— start of THE RECORDS —
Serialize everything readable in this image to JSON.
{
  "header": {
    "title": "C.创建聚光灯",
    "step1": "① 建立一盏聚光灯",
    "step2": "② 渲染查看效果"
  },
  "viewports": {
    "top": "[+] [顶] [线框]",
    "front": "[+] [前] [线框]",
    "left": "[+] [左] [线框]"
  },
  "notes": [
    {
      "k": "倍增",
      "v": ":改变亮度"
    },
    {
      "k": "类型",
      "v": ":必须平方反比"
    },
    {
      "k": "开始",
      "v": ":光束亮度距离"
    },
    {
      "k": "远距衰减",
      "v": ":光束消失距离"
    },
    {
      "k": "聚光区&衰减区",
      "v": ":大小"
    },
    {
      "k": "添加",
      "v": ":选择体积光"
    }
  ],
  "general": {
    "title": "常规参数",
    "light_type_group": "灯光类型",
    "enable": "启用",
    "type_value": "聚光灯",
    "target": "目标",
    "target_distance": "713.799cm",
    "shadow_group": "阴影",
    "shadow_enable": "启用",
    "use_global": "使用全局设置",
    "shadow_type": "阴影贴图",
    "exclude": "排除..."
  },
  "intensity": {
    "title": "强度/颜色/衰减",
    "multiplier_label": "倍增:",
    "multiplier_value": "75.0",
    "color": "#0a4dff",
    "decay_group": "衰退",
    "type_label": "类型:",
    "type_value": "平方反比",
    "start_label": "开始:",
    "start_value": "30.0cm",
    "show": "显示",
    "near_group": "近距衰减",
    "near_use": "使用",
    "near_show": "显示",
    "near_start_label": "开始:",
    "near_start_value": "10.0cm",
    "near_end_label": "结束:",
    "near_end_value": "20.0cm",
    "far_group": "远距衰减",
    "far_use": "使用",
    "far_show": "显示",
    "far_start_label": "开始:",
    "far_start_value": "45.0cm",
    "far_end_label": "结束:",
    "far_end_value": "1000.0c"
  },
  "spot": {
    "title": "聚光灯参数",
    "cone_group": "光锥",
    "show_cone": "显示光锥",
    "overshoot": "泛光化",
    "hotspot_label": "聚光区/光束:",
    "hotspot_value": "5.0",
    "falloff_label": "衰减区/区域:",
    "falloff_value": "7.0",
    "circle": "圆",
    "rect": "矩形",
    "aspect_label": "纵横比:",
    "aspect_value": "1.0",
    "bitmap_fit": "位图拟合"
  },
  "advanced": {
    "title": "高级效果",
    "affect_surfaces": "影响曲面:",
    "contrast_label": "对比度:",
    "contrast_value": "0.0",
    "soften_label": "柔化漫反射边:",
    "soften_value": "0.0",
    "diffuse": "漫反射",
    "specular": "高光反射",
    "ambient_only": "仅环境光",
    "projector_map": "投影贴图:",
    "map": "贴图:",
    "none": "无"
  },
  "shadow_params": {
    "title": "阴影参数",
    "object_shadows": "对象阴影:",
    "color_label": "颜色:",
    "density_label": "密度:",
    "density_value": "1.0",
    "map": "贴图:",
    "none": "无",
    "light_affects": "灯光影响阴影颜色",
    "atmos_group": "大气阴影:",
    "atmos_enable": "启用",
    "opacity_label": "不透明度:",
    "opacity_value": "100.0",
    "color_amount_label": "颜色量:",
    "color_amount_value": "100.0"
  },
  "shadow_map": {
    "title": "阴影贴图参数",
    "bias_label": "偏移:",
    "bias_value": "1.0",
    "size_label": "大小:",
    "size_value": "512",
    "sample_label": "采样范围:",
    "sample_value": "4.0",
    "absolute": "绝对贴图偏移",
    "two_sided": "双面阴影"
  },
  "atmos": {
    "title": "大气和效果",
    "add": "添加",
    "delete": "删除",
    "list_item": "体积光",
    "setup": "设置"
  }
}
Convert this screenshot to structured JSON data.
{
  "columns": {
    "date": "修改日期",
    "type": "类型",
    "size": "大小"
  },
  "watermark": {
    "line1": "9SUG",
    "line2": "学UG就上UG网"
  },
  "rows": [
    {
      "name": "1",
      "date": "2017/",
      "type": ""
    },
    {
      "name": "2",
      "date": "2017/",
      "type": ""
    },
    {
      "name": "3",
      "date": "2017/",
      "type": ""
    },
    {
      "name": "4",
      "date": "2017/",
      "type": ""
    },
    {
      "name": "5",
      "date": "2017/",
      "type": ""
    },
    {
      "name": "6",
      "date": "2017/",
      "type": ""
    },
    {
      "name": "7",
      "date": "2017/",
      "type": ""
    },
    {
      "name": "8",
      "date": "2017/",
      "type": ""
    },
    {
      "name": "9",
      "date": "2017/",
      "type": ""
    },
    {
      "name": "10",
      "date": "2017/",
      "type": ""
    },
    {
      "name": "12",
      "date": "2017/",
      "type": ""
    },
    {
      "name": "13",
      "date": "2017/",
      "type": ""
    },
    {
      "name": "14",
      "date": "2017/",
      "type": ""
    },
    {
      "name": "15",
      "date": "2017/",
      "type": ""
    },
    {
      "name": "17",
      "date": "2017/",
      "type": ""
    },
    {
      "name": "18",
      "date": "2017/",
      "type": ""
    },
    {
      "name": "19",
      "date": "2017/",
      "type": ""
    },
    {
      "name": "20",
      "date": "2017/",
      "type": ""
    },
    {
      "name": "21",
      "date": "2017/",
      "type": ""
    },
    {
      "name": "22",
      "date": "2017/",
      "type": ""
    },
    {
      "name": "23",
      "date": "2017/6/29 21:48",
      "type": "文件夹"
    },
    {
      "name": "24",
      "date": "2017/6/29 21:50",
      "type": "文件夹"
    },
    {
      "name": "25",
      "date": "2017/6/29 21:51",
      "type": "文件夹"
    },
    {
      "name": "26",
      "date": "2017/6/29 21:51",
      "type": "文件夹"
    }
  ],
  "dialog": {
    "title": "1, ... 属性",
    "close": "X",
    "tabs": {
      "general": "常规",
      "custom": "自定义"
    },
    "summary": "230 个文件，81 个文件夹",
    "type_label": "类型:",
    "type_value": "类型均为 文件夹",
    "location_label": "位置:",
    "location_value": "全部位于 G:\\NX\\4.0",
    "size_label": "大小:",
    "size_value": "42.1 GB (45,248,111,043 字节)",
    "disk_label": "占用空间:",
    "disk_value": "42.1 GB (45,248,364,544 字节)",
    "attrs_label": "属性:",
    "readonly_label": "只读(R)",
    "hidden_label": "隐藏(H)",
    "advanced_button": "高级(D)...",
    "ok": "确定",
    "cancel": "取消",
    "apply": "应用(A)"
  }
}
— end of THE RECORDS —
### GIVEN EXERCISE
Output the complete data exactly as written.

### COMPLETED TASK
Serialize everything readable in this image to JSON.
{
  "header": {
    "title": "C.创建聚光灯",
    "step1": "① 建立一盏聚光灯",
    "step2": "② 渲染查看效果"
  },
  "viewports": {
    "top": "[+] [顶] [线框]",
    "front": "[+] [前] [线框]",
    "left": "[+] [左] [线框]"
  },
  "notes": [
    {
      "k": "倍增",
      "v": ":改变亮度"
    },
    {
      "k": "类型",
      "v": ":必须平方反比"
    },
    {
      "k": "开始",
      "v": ":光束亮度距离"
    },
    {
      "k": "远距衰减",
      "v": ":光束消失距离"
    },
    {
      "k": "聚光区&衰减区",
      "v": ":大小"
    },
    {
      "k": "添加",
      "v": ":选择体积光"
    }
  ],
  "general": {
    "title": "常规参数",
    "light_type_group": "灯光类型",
    "enable": "启用",
    "type_value": "聚光灯",
    "target": "目标",
    "target_distance": "713.799cm",
    "shadow_group": "阴影",
    "shadow_enable": "启用",
    "use_global": "使用全局设置",
    "shadow_type": "阴影贴图",
    "exclude": "排除..."
  },
  "intensity": {
    "title": "强度/颜色/衰减",
    "multiplier_label": "倍增:",
    "multiplier_value": "75.0",
    "color": "#0a4dff",
    "decay_group": "衰退",
    "type_label": "类型:",
    "type_value": "平方反比",
    "start_label": "开始:",
    "start_value": "30.0cm",
    "show": "显示",
    "near_group": "近距衰减",
    "near_use": "使用",
    "near_show": "显示",
    "near_start_label": "开始:",
    "near_start_value": "10.0cm",
    "near_end_label": "结束:",
    "near_end_value": "20.0cm",
    "far_group": "远距衰减",
    "far_use": "使用",
    "far_show": "显示",
    "far_start_label": "开始:",
    "far_start_value": "45.0cm",
    "far_end_label": "结束:",
    "far_end_value": "1000.0c"
  },
  "spot": {
    "title": "聚光灯参数",
    "cone_group": "光锥",
    "show_cone": "显示光锥",
    "overshoot": "泛光化",
    "hotspot_label": "聚光区/光束:",
    "hotspot_value": "5.0",
    "falloff_label": "衰减区/区域:",
    "falloff_value": "7.0",
    "circle": "圆",
    "rect": "矩形",
    "aspect_label": "纵横比:",
    "aspect_value": "1.0",
    "bitmap_fit": "位图拟合"
  },
  "advanced": {
    "title": "高级效果",
    "affect_surfaces": "影响曲面:",
    "contrast_label": "对比度:",
    "contrast_value": "0.0",
    "soften_label": "柔化漫反射边:",
    "soften_value": "0.0",
    "diffuse": "漫反射",
    "specular": "高光反射",
    "ambient_only": "仅环境光",
    "projector_map": "投影贴图:",
    "map": "贴图:",
    "none": "无"
  },
  "shadow_params": {
    "title": "阴影参数",
    "object_shadows": "对象阴影:",
    "color_label": "颜色:",
    "density_label": "密度:",
    "density_value": "1.0",
    "map": "贴图:",
    "none": "无",
    "light_affects": "灯光影响阴影颜色",
    "atmos_group": "大气阴影:",
    "atmos_enable": "启用",
    "opacity_label": "不透明度:",
    "opacity_value": "100.0",
    "color_amount_label": "颜色量:",
    "color_amount_value": "100.0"
  },
  "shadow_map": {
    "title": "阴影贴图参数",
    "bias_label": "偏移:",
    "bias_value": "1.0",
    "size_label": "大小:",
    "size_value": "512",
    "sample_label": "采样范围:",
    "sample_value": "4.0",
    "absolute": "绝对贴图偏移",
    "two_sided": "双面阴影"
  },
  "atmos": {
    "title": "大气和效果",
    "add": "添加",
    "delete": "删除",
    "list_item": "体积光",
    "setup": "设置"
  }
}
Convert this screenshot to structured JSON data.
{
  "columns": {
    "date": "修改日期",
    "type": "类型",
    "size": "大小"
  },
  "watermark": {
    "line1": "9SUG",
    "line2": "学UG就上UG网"
  },
  "rows": [
    {
      "name": "1",
      "date": "2017/",
      "type": ""
    },
    {
      "name": "2",
      "date": "2017/",
      "type": ""
    },
    {
      "name": "3",
      "date": "2017/",
      "type": ""
    },
    {
      "name": "4",
      "date": "2017/",
      "type": ""
    },
    {
      "name": "5",
      "date": "2017/",
      "type": ""
    },
    {
      "name": "6",
      "date": "2017/",
      "type": ""
    },
    {
      "name": "7",
      "date": "2017/",
      "type": ""
    },
    {
      "name": "8",
      "date": "2017/",
      "type": ""
    },
    {
      "name": "9",
      "date": "2017/",
      "type": ""
    },
    {
      "name": "10",
      "date": "2017/",
      "type": ""
    },
    {
      "name": "12",
      "date": "2017/",
      "type": ""
    },
    {
      "name": "13",
      "date": "2017/",
      "type": ""
    },
    {
      "name": "14",
      "date": "2017/",
      "type": ""
    },
    {
      "name": "15",
      "date": "2017/",
      "type": ""
    },
    {
      "name": "17",
      "date": "2017/",
      "type": ""
    },
    {
      "name": "18",
      "date": "2017/",
      "type": ""
    },
    {
      "name": "19",
      "date": "2017/",
      "type": ""
    },
    {
      "name": "20",
      "date": "2017/",
      "type": ""
    },
    {
      "name": "21",
      "date": "2017/",
      "type": ""
    },
    {
      "name": "22",
      "date": "2017/",
      "type": ""
    },
    {
      "name": "23",
      "date": "2017/6/29 21:48",
      "type": "文件夹"
    },
    {
      "name": "24",
      "date": "2017/6/29 21:50",
      "type": "文件夹"
    },
    {
      "name": "25",
      "date": "2017/6/29 21:51",
      "type": "文件夹"
    },
    {
      "name": "26",
      "date": "2017/6/29 21:51",
      "type": "文件夹"
    }
  ],
  "dialog": {
    "title": "1, ... 属性",
    "close": "X",
    "tabs": {
      "general": "常规",
      "custom": "自定义"
    },
    "summary": "230 个文件，81 个文件夹",
    "type_label": "类型:",
    "type_value": "类型均为 文件夹",
    "location_label": "位置:",
    "location_value": "全部位于 G:\\NX\\4.0",
    "size_label": "大小:",
    "size_value": "42.1 GB (45,248,111,043 字节)",
    "disk_label": "占用空间:",
    "disk_value": "42.1 GB (45,248,364,544 字节)",
    "attrs_label": "属性:",
    "readonly_label": "只读(R)",
    "hidden_label": "隐藏(H)",
    "advanced_button": "高级(D)...",
    "ok": "确定",
    "cancel": "取消",
    "apply": "应用(A)"
  }
}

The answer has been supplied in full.